Exercise task = Using the listing below, copy every line that mentions "this".
-- Start of Records supplied --
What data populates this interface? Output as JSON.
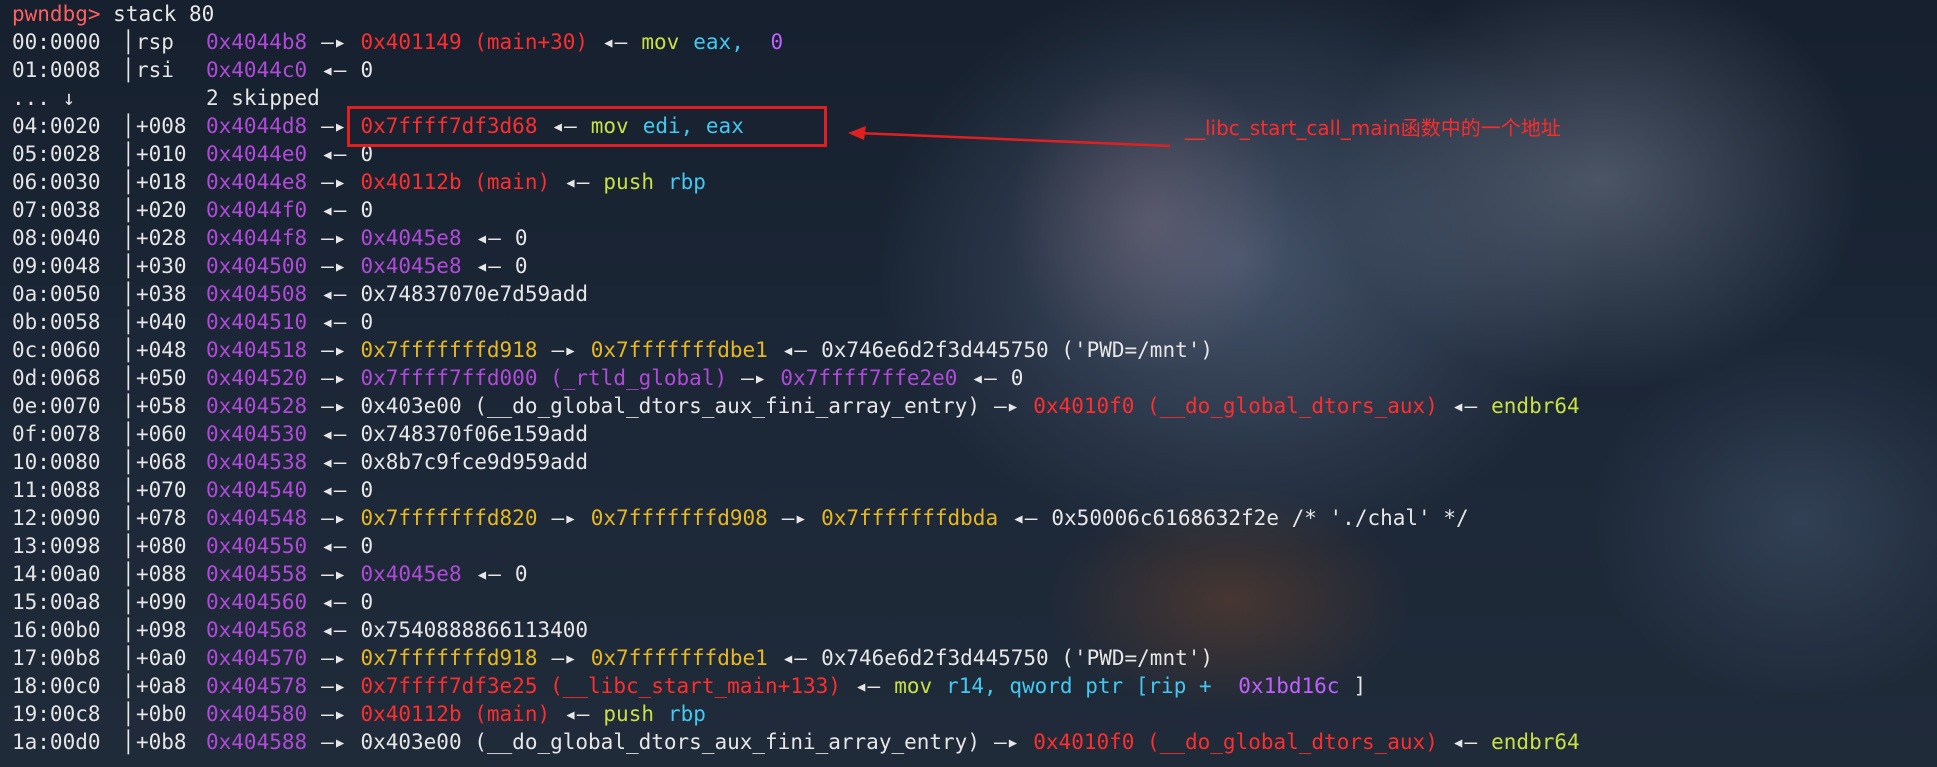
{
  "prompt": "pwndbg>",
  "command": "stack 80",
  "skipped_row": {
    "index": "...",
    "arrow_glyph": "↓",
    "text": "2 skipped"
  },
  "annotation": "__libc_start_call_main函数中的一个地址",
  "colors": {
    "red": "#ff2d2d",
    "magenta": "#b04ad8",
    "yellow": "#e8b820",
    "green": "#c8e043",
    "cyan": "#45c8f0",
    "purple": "#c060ff",
    "white": "#e6e6e6"
  },
  "rows": [
    {
      "index": "00:0000",
      "field": "rsp",
      "addr": "0x4044b8",
      "segs": [
        {
          "t": "—▸",
          "c": "white"
        },
        {
          "t": "0x401149 (main+30)",
          "c": "red"
        },
        {
          "t": "◂—",
          "c": "white"
        },
        {
          "t": "mov",
          "c": "green"
        },
        {
          "t": "eax, ",
          "c": "cyan"
        },
        {
          "t": "0",
          "c": "purple"
        }
      ]
    },
    {
      "index": "01:0008",
      "field": "rsi",
      "addr": "0x4044c0",
      "segs": [
        {
          "t": "◂—",
          "c": "white"
        },
        {
          "t": "0",
          "c": "white"
        }
      ]
    },
    {
      "skipped": true
    },
    {
      "index": "04:0020",
      "field": "+008",
      "addr": "0x4044d8",
      "segs": [
        {
          "t": "—▸",
          "c": "white"
        },
        {
          "t": "0x7ffff7df3d68",
          "c": "red"
        },
        {
          "t": "◂—",
          "c": "white"
        },
        {
          "t": "mov",
          "c": "green"
        },
        {
          "t": "edi, eax",
          "c": "cyan"
        }
      ]
    },
    {
      "index": "05:0028",
      "field": "+010",
      "addr": "0x4044e0",
      "segs": [
        {
          "t": "◂—",
          "c": "white"
        },
        {
          "t": "0",
          "c": "white"
        }
      ]
    },
    {
      "index": "06:0030",
      "field": "+018",
      "addr": "0x4044e8",
      "segs": [
        {
          "t": "—▸",
          "c": "white"
        },
        {
          "t": "0x40112b (main)",
          "c": "red"
        },
        {
          "t": "◂—",
          "c": "white"
        },
        {
          "t": "push",
          "c": "green"
        },
        {
          "t": "rbp",
          "c": "cyan"
        }
      ]
    },
    {
      "index": "07:0038",
      "field": "+020",
      "addr": "0x4044f0",
      "segs": [
        {
          "t": "◂—",
          "c": "white"
        },
        {
          "t": "0",
          "c": "white"
        }
      ]
    },
    {
      "index": "08:0040",
      "field": "+028",
      "addr": "0x4044f8",
      "segs": [
        {
          "t": "—▸",
          "c": "white"
        },
        {
          "t": "0x4045e8",
          "c": "magenta"
        },
        {
          "t": "◂—",
          "c": "white"
        },
        {
          "t": "0",
          "c": "white"
        }
      ]
    },
    {
      "index": "09:0048",
      "field": "+030",
      "addr": "0x404500",
      "segs": [
        {
          "t": "—▸",
          "c": "white"
        },
        {
          "t": "0x4045e8",
          "c": "magenta"
        },
        {
          "t": "◂—",
          "c": "white"
        },
        {
          "t": "0",
          "c": "white"
        }
      ]
    },
    {
      "index": "0a:0050",
      "field": "+038",
      "addr": "0x404508",
      "segs": [
        {
          "t": "◂—",
          "c": "white"
        },
        {
          "t": "0x74837070e7d59add",
          "c": "white"
        }
      ]
    },
    {
      "index": "0b:0058",
      "field": "+040",
      "addr": "0x404510",
      "segs": [
        {
          "t": "◂—",
          "c": "white"
        },
        {
          "t": "0",
          "c": "white"
        }
      ]
    },
    {
      "index": "0c:0060",
      "field": "+048",
      "addr": "0x404518",
      "segs": [
        {
          "t": "—▸",
          "c": "white"
        },
        {
          "t": "0x7fffffffd918",
          "c": "yellow"
        },
        {
          "t": "—▸",
          "c": "white"
        },
        {
          "t": "0x7fffffffdbe1",
          "c": "yellow"
        },
        {
          "t": "◂—",
          "c": "white"
        },
        {
          "t": "0x746e6d2f3d445750 ('PWD=/mnt')",
          "c": "white"
        }
      ]
    },
    {
      "index": "0d:0068",
      "field": "+050",
      "addr": "0x404520",
      "segs": [
        {
          "t": "—▸",
          "c": "white"
        },
        {
          "t": "0x7ffff7ffd000 (_rtld_global)",
          "c": "magenta"
        },
        {
          "t": "—▸",
          "c": "white"
        },
        {
          "t": "0x7ffff7ffe2e0",
          "c": "magenta"
        },
        {
          "t": "◂—",
          "c": "white"
        },
        {
          "t": "0",
          "c": "white"
        }
      ]
    },
    {
      "index": "0e:0070",
      "field": "+058",
      "addr": "0x404528",
      "segs": [
        {
          "t": "—▸",
          "c": "white"
        },
        {
          "t": "0x403e00 (__do_global_dtors_aux_fini_array_entry)",
          "c": "white"
        },
        {
          "t": "—▸",
          "c": "white"
        },
        {
          "t": "0x4010f0 (__do_global_dtors_aux)",
          "c": "red"
        },
        {
          "t": "◂—",
          "c": "white"
        },
        {
          "t": "endbr64",
          "c": "green"
        }
      ]
    },
    {
      "index": "0f:0078",
      "field": "+060",
      "addr": "0x404530",
      "segs": [
        {
          "t": "◂—",
          "c": "white"
        },
        {
          "t": "0x748370f06e159add",
          "c": "white"
        }
      ]
    },
    {
      "index": "10:0080",
      "field": "+068",
      "addr": "0x404538",
      "segs": [
        {
          "t": "◂—",
          "c": "white"
        },
        {
          "t": "0x8b7c9fce9d959add",
          "c": "white"
        }
      ]
    },
    {
      "index": "11:0088",
      "field": "+070",
      "addr": "0x404540",
      "segs": [
        {
          "t": "◂—",
          "c": "white"
        },
        {
          "t": "0",
          "c": "white"
        }
      ]
    },
    {
      "index": "12:0090",
      "field": "+078",
      "addr": "0x404548",
      "segs": [
        {
          "t": "—▸",
          "c": "white"
        },
        {
          "t": "0x7fffffffd820",
          "c": "yellow"
        },
        {
          "t": "—▸",
          "c": "white"
        },
        {
          "t": "0x7fffffffd908",
          "c": "yellow"
        },
        {
          "t": "—▸",
          "c": "white"
        },
        {
          "t": "0x7fffffffdbda",
          "c": "yellow"
        },
        {
          "t": "◂—",
          "c": "white"
        },
        {
          "t": "0x50006c6168632f2e /* './chal' */",
          "c": "white"
        }
      ]
    },
    {
      "index": "13:0098",
      "field": "+080",
      "addr": "0x404550",
      "segs": [
        {
          "t": "◂—",
          "c": "white"
        },
        {
          "t": "0",
          "c": "white"
        }
      ]
    },
    {
      "index": "14:00a0",
      "field": "+088",
      "addr": "0x404558",
      "segs": [
        {
          "t": "—▸",
          "c": "white"
        },
        {
          "t": "0x4045e8",
          "c": "magenta"
        },
        {
          "t": "◂—",
          "c": "white"
        },
        {
          "t": "0",
          "c": "white"
        }
      ]
    },
    {
      "index": "15:00a8",
      "field": "+090",
      "addr": "0x404560",
      "segs": [
        {
          "t": "◂—",
          "c": "white"
        },
        {
          "t": "0",
          "c": "white"
        }
      ]
    },
    {
      "index": "16:00b0",
      "field": "+098",
      "addr": "0x404568",
      "segs": [
        {
          "t": "◂—",
          "c": "white"
        },
        {
          "t": "0x7540888866113400",
          "c": "white"
        }
      ]
    },
    {
      "index": "17:00b8",
      "field": "+0a0",
      "addr": "0x404570",
      "segs": [
        {
          "t": "—▸",
          "c": "white"
        },
        {
          "t": "0x7fffffffd918",
          "c": "yellow"
        },
        {
          "t": "—▸",
          "c": "white"
        },
        {
          "t": "0x7fffffffdbe1",
          "c": "yellow"
        },
        {
          "t": "◂—",
          "c": "white"
        },
        {
          "t": "0x746e6d2f3d445750 ('PWD=/mnt')",
          "c": "white"
        }
      ]
    },
    {
      "index": "18:00c0",
      "field": "+0a8",
      "addr": "0x404578",
      "segs": [
        {
          "t": "—▸",
          "c": "white"
        },
        {
          "t": "0x7ffff7df3e25 (__libc_start_main+133)",
          "c": "red"
        },
        {
          "t": "◂—",
          "c": "white"
        },
        {
          "t": "mov",
          "c": "green"
        },
        {
          "t": "r14, qword ptr [rip + ",
          "c": "cyan"
        },
        {
          "t": "0x1bd16c",
          "c": "purple"
        },
        {
          "t": "]",
          "c": "white"
        }
      ]
    },
    {
      "index": "19:00c8",
      "field": "+0b0",
      "addr": "0x404580",
      "segs": [
        {
          "t": "—▸",
          "c": "white"
        },
        {
          "t": "0x40112b (main)",
          "c": "red"
        },
        {
          "t": "◂—",
          "c": "white"
        },
        {
          "t": "push",
          "c": "green"
        },
        {
          "t": "rbp",
          "c": "cyan"
        }
      ]
    },
    {
      "index": "1a:00d0",
      "field": "+0b8",
      "addr": "0x404588",
      "segs": [
        {
          "t": "—▸",
          "c": "white"
        },
        {
          "t": "0x403e00 (__do_global_dtors_aux_fini_array_entry)",
          "c": "white"
        },
        {
          "t": "—▸",
          "c": "white"
        },
        {
          "t": "0x4010f0 (__do_global_dtors_aux)",
          "c": "red"
        },
        {
          "t": "◂—",
          "c": "white"
        },
        {
          "t": "endbr64",
          "c": "green"
        }
      ]
    }
  ]
}
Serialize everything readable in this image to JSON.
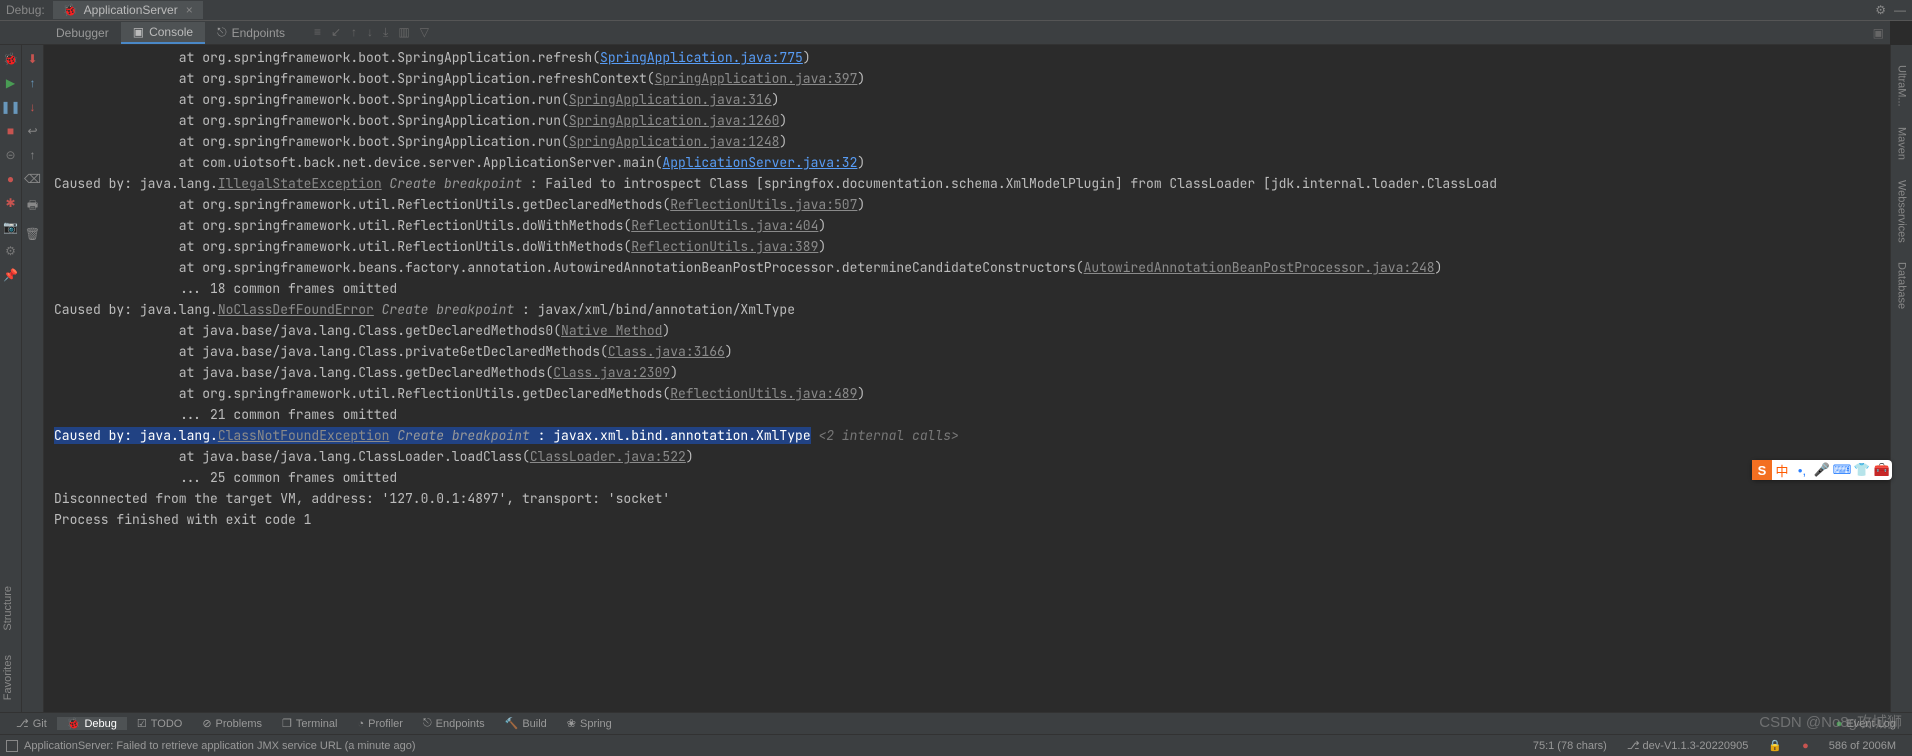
-- End of Records supplied --
Exercise response =
What data populates this interface? Output as JSON.
Serialize everything readable in this image to JSON.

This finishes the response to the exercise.